BEGIN

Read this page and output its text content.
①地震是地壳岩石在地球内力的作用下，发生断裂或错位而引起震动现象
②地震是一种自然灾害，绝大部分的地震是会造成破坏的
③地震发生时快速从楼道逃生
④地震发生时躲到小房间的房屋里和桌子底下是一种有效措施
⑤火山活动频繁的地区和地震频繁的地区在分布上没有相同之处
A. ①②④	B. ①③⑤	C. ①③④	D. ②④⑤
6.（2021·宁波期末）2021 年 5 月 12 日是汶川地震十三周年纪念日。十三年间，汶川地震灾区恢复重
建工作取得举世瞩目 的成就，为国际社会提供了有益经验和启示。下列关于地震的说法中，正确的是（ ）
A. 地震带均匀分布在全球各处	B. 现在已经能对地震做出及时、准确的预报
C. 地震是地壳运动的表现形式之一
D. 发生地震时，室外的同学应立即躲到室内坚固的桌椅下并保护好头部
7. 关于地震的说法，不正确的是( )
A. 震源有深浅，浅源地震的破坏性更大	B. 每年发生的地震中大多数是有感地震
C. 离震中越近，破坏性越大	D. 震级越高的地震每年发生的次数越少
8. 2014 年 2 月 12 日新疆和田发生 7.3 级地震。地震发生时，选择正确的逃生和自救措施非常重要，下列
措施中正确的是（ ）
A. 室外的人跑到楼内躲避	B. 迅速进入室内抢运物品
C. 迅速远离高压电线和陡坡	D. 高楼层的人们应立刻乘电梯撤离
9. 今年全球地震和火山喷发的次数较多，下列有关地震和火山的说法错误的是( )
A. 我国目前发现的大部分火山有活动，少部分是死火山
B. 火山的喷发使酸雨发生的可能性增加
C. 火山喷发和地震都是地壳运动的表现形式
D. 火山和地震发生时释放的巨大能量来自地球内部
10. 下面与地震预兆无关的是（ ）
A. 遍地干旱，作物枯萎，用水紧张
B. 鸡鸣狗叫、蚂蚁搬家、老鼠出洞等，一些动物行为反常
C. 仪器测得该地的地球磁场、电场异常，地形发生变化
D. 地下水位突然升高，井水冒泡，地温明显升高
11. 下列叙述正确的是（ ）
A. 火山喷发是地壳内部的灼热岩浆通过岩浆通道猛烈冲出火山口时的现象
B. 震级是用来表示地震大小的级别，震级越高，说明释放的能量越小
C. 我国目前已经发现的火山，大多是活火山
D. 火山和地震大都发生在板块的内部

END

__Prompt__. Please reproduce the entire listing, exactly as shown.

__Result__.
Read this page and output its text content.
①地震是地壳岩石在地球内力的作用下，发生断裂或错位而引起震动现象
②地震是一种自然灾害，绝大部分的地震是会造成破坏的
③地震发生时快速从楼道逃生
④地震发生时躲到小房间的房屋里和桌子底下是一种有效措施
⑤火山活动频繁的地区和地震频繁的地区在分布上没有相同之处
A. ①②④	B. ①③⑤	C. ①③④	D. ②④⑤
6.（2021·宁波期末）2021 年 5 月 12 日是汶川地震十三周年纪念日。十三年间，汶川地震灾区恢复重
建工作取得举世瞩目 的成就，为国际社会提供了有益经验和启示。下列关于地震的说法中，正确的是（ ）
A. 地震带均匀分布在全球各处	B. 现在已经能对地震做出及时、准确的预报
C. 地震是地壳运动的表现形式之一
D. 发生地震时，室外的同学应立即躲到室内坚固的桌椅下并保护好头部
7. 关于地震的说法，不正确的是( )
A. 震源有深浅，浅源地震的破坏性更大	B. 每年发生的地震中大多数是有感地震
C. 离震中越近，破坏性越大	D. 震级越高的地震每年发生的次数越少
8. 2014 年 2 月 12 日新疆和田发生 7.3 级地震。地震发生时，选择正确的逃生和自救措施非常重要，下列
措施中正确的是（ ）
A. 室外的人跑到楼内躲避	B. 迅速进入室内抢运物品
C. 迅速远离高压电线和陡坡	D. 高楼层的人们应立刻乘电梯撤离
9. 今年全球地震和火山喷发的次数较多，下列有关地震和火山的说法错误的是( )
A. 我国目前发现的大部分火山有活动，少部分是死火山
B. 火山的喷发使酸雨发生的可能性增加
C. 火山喷发和地震都是地壳运动的表现形式
D. 火山和地震发生时释放的巨大能量来自地球内部
10. 下面与地震预兆无关的是（ ）
A. 遍地干旱，作物枯萎，用水紧张
B. 鸡鸣狗叫、蚂蚁搬家、老鼠出洞等，一些动物行为反常
C. 仪器测得该地的地球磁场、电场异常，地形发生变化
D. 地下水位突然升高，井水冒泡，地温明显升高
11. 下列叙述正确的是（ ）
A. 火山喷发是地壳内部的灼热岩浆通过岩浆通道猛烈冲出火山口时的现象
B. 震级是用来表示地震大小的级别，震级越高，说明释放的能量越小
C. 我国目前已经发现的火山，大多是活火山
D. 火山和地震大都发生在板块的内部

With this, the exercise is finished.